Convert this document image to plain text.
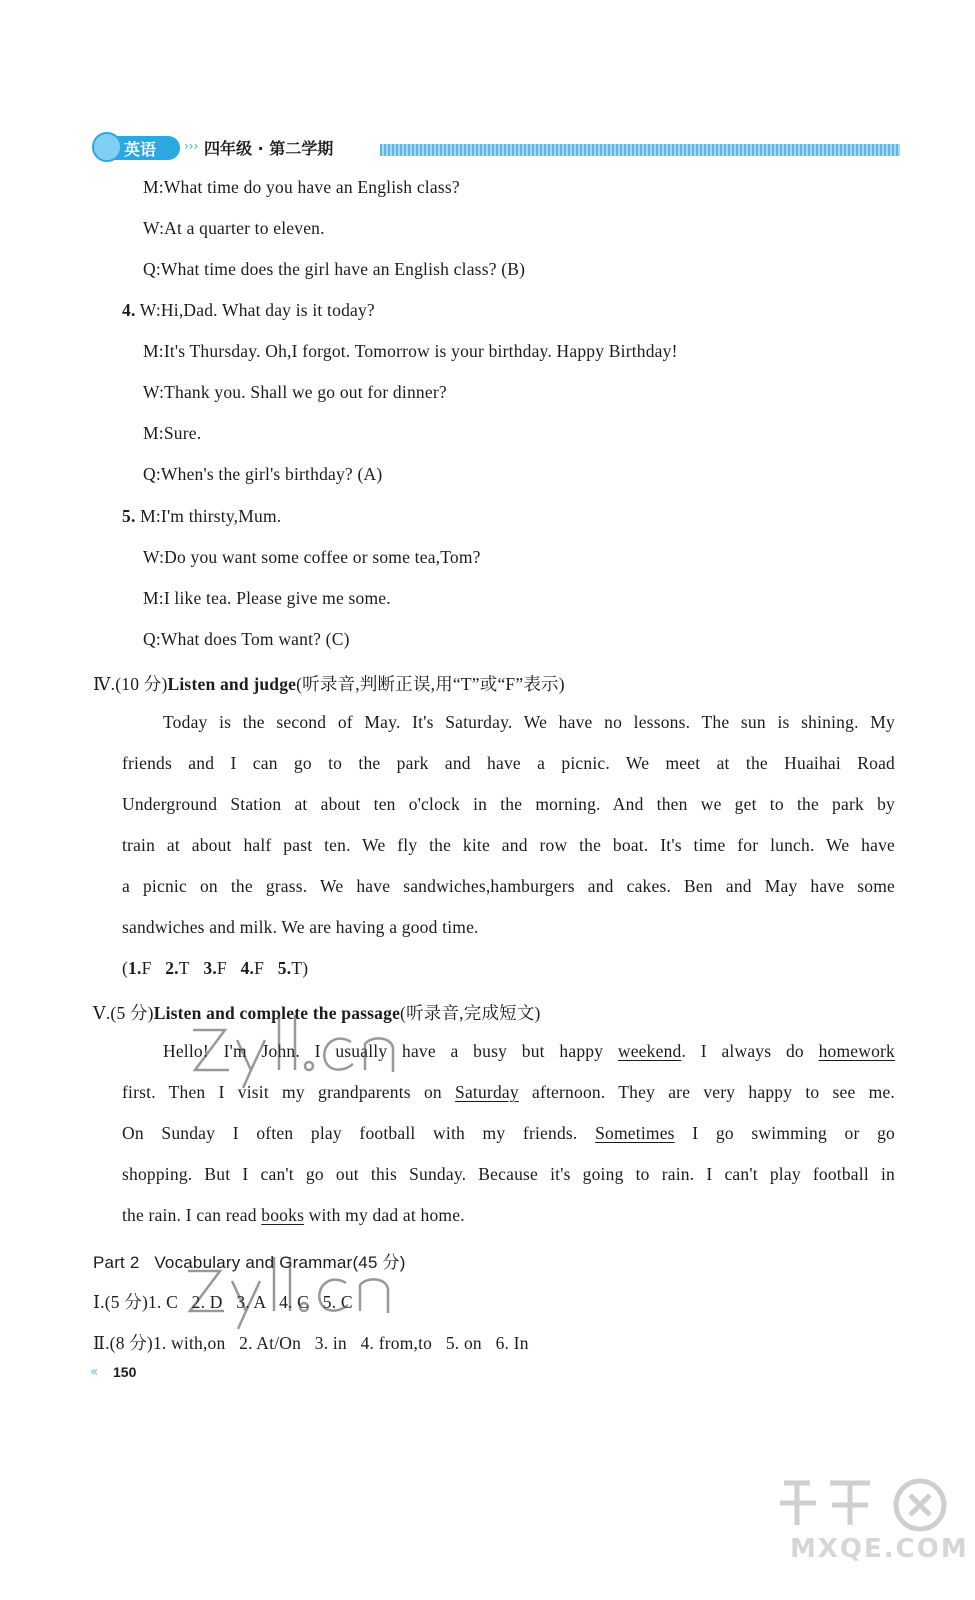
英语 ››› 四年级 · 第二学期
M:What time do you have an English class?
W:At a quarter to eleven.
Q:What time does the girl have an English class? (B)
4. W:Hi,Dad. What day is it today?
M:It's Thursday. Oh,I forgot. Tomorrow is your birthday. Happy Birthday!
W:Thank you. Shall we go out for dinner?
M:Sure.
Q:When's the girl's birthday? (A)
5. M:I'm thirsty,Mum.
W:Do you want some coffee or some tea,Tom?
M:I like tea. Please give me some.
Q:What does Tom want? (C)
Ⅳ.(10 分)Listen and judge(听录音,判断正误,用“T”或“F”表示)
Today is the second of May. It's Saturday. We have no lessons. The sun is shining. My
friends and I can go to the park and have a picnic. We meet at the Huaihai Road
Underground Station at about ten o'clock in the morning. And then we get to the park by
train at about half past ten. We fly the kite and row the boat. It's time for lunch. We have
a picnic on the grass. We have sandwiches,hamburgers and cakes. Ben and May have some
sandwiches and milk. We are having a good time.
(1.F 2.T 3.F 4.F 5.T)
Ⅴ.(5 分)Listen and complete the passage(听录音,完成短文)
Hello! I'm John. I usually have a busy but happy weekend. I always do homework
first. Then I visit my grandparents on Saturday afternoon. They are very happy to see me.
On Sunday I often play football with my friends. Sometimes I go swimming or go
shopping. But I can't go out this Sunday. Because it's going to rain. I can't play football in
the rain. I can read books with my dad at home.
Part 2   Vocabulary and Grammar(45 分)
Ⅰ.(5 分)1. C   2. D   3. A   4. C   5. C
Ⅱ.(8 分)1. with,on   2. At/On   3. in   4. from,to   5. on   6. In
‹‹ 150
MXQE.COM
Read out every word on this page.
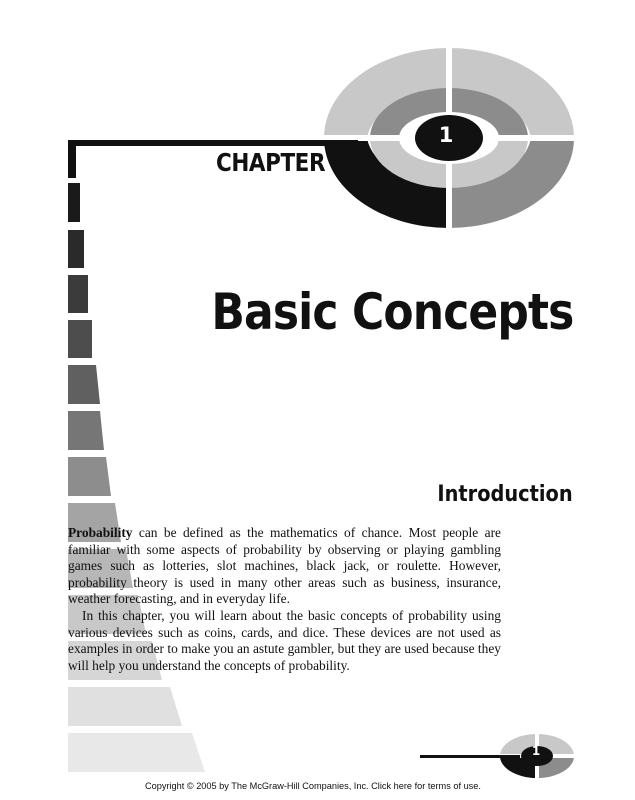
CHAPTER
1
Basic Concepts
Introduction

Probability can be defined as the mathematics of chance. Most people are familiar with some aspects of probability by observing or playing gambling games such as lotteries, slot machines, black jack, or roulette. However, probability theory is used in many other areas such as business, insurance, weather forecasting, and in everyday life.

In this chapter, you will learn about the basic concepts of probability using various devices such as coins, cards, and dice. These devices are not used as examples in order to make you an astute gambler, but they are used because they will help you understand the concepts of probability.

1
Copyright © 2005 by The McGraw-Hill Companies, Inc. Click here for terms of use.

——————————

**Problem to work on**
Using the material above, set down every line exactly, but skip the pictures.

**Correct answer**
Convert this document image to plain text.
英语 ››› 四年级 · 第二学期
M:What time do you have an English class?
W:At a quarter to eleven.
Q:What time does the girl have an English class? (B)
4. W:Hi,Dad. What day is it today?
M:It's Thursday. Oh,I forgot. Tomorrow is your birthday. Happy Birthday!
W:Thank you. Shall we go out for dinner?
M:Sure.
Q:When's the girl's birthday? (A)
5. M:I'm thirsty,Mum.
W:Do you want some coffee or some tea,Tom?
M:I like tea. Please give me some.
Q:What does Tom want? (C)
Ⅳ.(10 分)Listen and judge(听录音,判断正误,用“T”或“F”表示)
Today is the second of May. It's Saturday. We have no lessons. The sun is shining. My
friends and I can go to the park and have a picnic. We meet at the Huaihai Road
Underground Station at about ten o'clock in the morning. And then we get to the park by
train at about half past ten. We fly the kite and row the boat. It's time for lunch. We have
a picnic on the grass. We have sandwiches,hamburgers and cakes. Ben and May have some
sandwiches and milk. We are having a good time.
(1.F 2.T 3.F 4.F 5.T)
Ⅴ.(5 分)Listen and complete the passage(听录音,完成短文)
Hello! I'm John. I usually have a busy but happy weekend. I always do homework
first. Then I visit my grandparents on Saturday afternoon. They are very happy to see me.
On Sunday I often play football with my friends. Sometimes I go swimming or go
shopping. But I can't go out this Sunday. Because it's going to rain. I can't play football in
the rain. I can read books with my dad at home.
Part 2   Vocabulary and Grammar(45 分)
Ⅰ.(5 分)1. C   2. D   3. A   4. C   5. C
Ⅱ.(8 分)1. with,on   2. At/On   3. in   4. from,to   5. on   6. In
‹‹ 150
MXQE.COM
Read out every word on this page.
CHAPTER
1
Basic Concepts
Introduction

Probability can be defined as the mathematics of chance. Most people are familiar with some aspects of probability by observing or playing gambling games such as lotteries, slot machines, black jack, or roulette. However, probability theory is used in many other areas such as business, insurance, weather forecasting, and in everyday life.

In this chapter, you will learn about the basic concepts of probability using various devices such as coins, cards, and dice. These devices are not used as examples in order to make you an astute gambler, but they are used because they will help you understand the concepts of probability.

1
Copyright © 2005 by The McGraw-Hill Companies, Inc. Click here for terms of use.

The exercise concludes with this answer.